REQUEST - Repeat the listing word for word. No pictures belong in the copy.

LISTED RECORDS -
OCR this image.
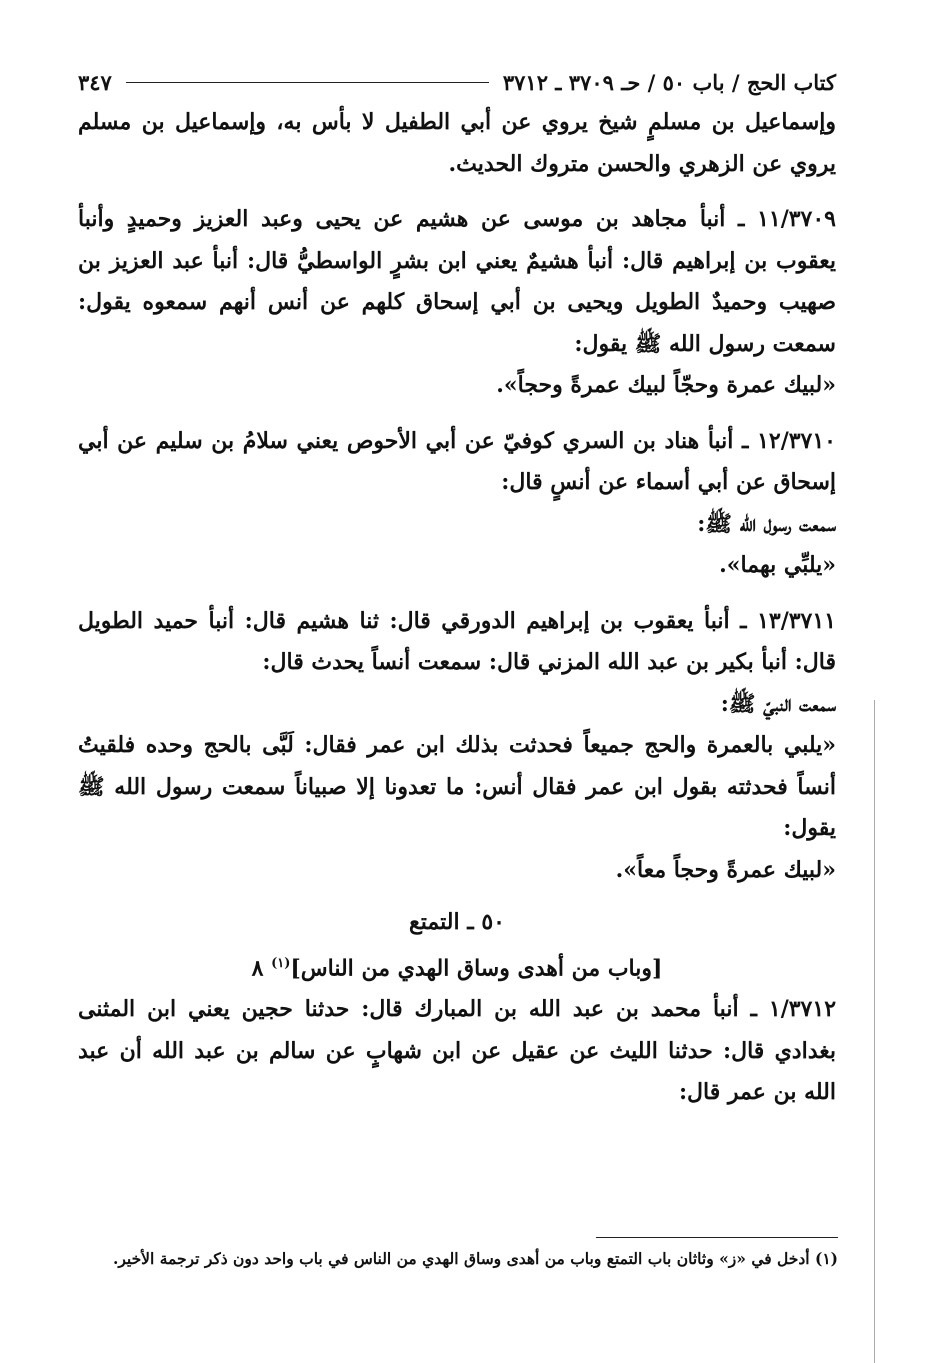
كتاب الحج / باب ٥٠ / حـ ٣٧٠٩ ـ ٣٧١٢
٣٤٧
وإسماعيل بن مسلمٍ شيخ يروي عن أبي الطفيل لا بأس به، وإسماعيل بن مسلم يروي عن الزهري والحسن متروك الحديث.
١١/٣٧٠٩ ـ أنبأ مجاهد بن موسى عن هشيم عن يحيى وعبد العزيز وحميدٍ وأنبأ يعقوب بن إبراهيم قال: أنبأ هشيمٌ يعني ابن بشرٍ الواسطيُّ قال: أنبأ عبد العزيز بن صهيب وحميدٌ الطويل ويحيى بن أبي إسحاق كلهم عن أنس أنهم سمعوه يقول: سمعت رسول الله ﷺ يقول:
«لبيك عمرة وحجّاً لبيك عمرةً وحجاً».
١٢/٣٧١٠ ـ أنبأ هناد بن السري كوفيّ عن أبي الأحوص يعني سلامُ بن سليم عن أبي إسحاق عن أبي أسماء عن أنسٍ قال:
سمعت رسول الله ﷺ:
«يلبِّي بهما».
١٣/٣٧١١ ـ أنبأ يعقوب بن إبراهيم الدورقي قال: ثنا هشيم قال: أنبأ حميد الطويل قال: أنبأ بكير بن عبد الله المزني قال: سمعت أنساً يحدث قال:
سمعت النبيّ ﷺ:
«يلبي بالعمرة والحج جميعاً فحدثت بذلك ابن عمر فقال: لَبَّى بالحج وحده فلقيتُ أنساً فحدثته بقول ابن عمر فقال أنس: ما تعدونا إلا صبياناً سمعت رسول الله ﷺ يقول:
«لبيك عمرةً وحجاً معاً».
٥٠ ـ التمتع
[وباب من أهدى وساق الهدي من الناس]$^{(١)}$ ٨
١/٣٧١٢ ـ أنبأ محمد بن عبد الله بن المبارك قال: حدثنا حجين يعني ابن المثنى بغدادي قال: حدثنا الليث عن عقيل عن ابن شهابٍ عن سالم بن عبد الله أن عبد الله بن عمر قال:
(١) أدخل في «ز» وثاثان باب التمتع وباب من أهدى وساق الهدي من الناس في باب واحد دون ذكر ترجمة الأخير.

RESULT -
OCR this image.
كتاب الحج / باب ٥٠ / حـ ٣٧٠٩ ـ ٣٧١٢
٣٤٧
وإسماعيل بن مسلمٍ شيخ يروي عن أبي الطفيل لا بأس به، وإسماعيل بن مسلم يروي عن الزهري والحسن متروك الحديث.
١١/٣٧٠٩ ـ أنبأ مجاهد بن موسى عن هشيم عن يحيى وعبد العزيز وحميدٍ وأنبأ يعقوب بن إبراهيم قال: أنبأ هشيمٌ يعني ابن بشرٍ الواسطيُّ قال: أنبأ عبد العزيز بن صهيب وحميدٌ الطويل ويحيى بن أبي إسحاق كلهم عن أنس أنهم سمعوه يقول: سمعت رسول الله ﷺ يقول:
«لبيك عمرة وحجّاً لبيك عمرةً وحجاً».
١٢/٣٧١٠ ـ أنبأ هناد بن السري كوفيّ عن أبي الأحوص يعني سلامُ بن سليم عن أبي إسحاق عن أبي أسماء عن أنسٍ قال:
سمعت رسول الله ﷺ:
«يلبِّي بهما».
١٣/٣٧١١ ـ أنبأ يعقوب بن إبراهيم الدورقي قال: ثنا هشيم قال: أنبأ حميد الطويل قال: أنبأ بكير بن عبد الله المزني قال: سمعت أنساً يحدث قال:
سمعت النبيّ ﷺ:
«يلبي بالعمرة والحج جميعاً فحدثت بذلك ابن عمر فقال: لَبَّى بالحج وحده فلقيتُ أنساً فحدثته بقول ابن عمر فقال أنس: ما تعدونا إلا صبياناً سمعت رسول الله ﷺ يقول:
«لبيك عمرةً وحجاً معاً».
٥٠ ـ التمتع
[وباب من أهدى وساق الهدي من الناس]$^{(١)}$ ٨
١/٣٧١٢ ـ أنبأ محمد بن عبد الله بن المبارك قال: حدثنا حجين يعني ابن المثنى بغدادي قال: حدثنا الليث عن عقيل عن ابن شهابٍ عن سالم بن عبد الله أن عبد الله بن عمر قال:
(١) أدخل في «ز» وثاثان باب التمتع وباب من أهدى وساق الهدي من الناس في باب واحد دون ذكر ترجمة الأخير.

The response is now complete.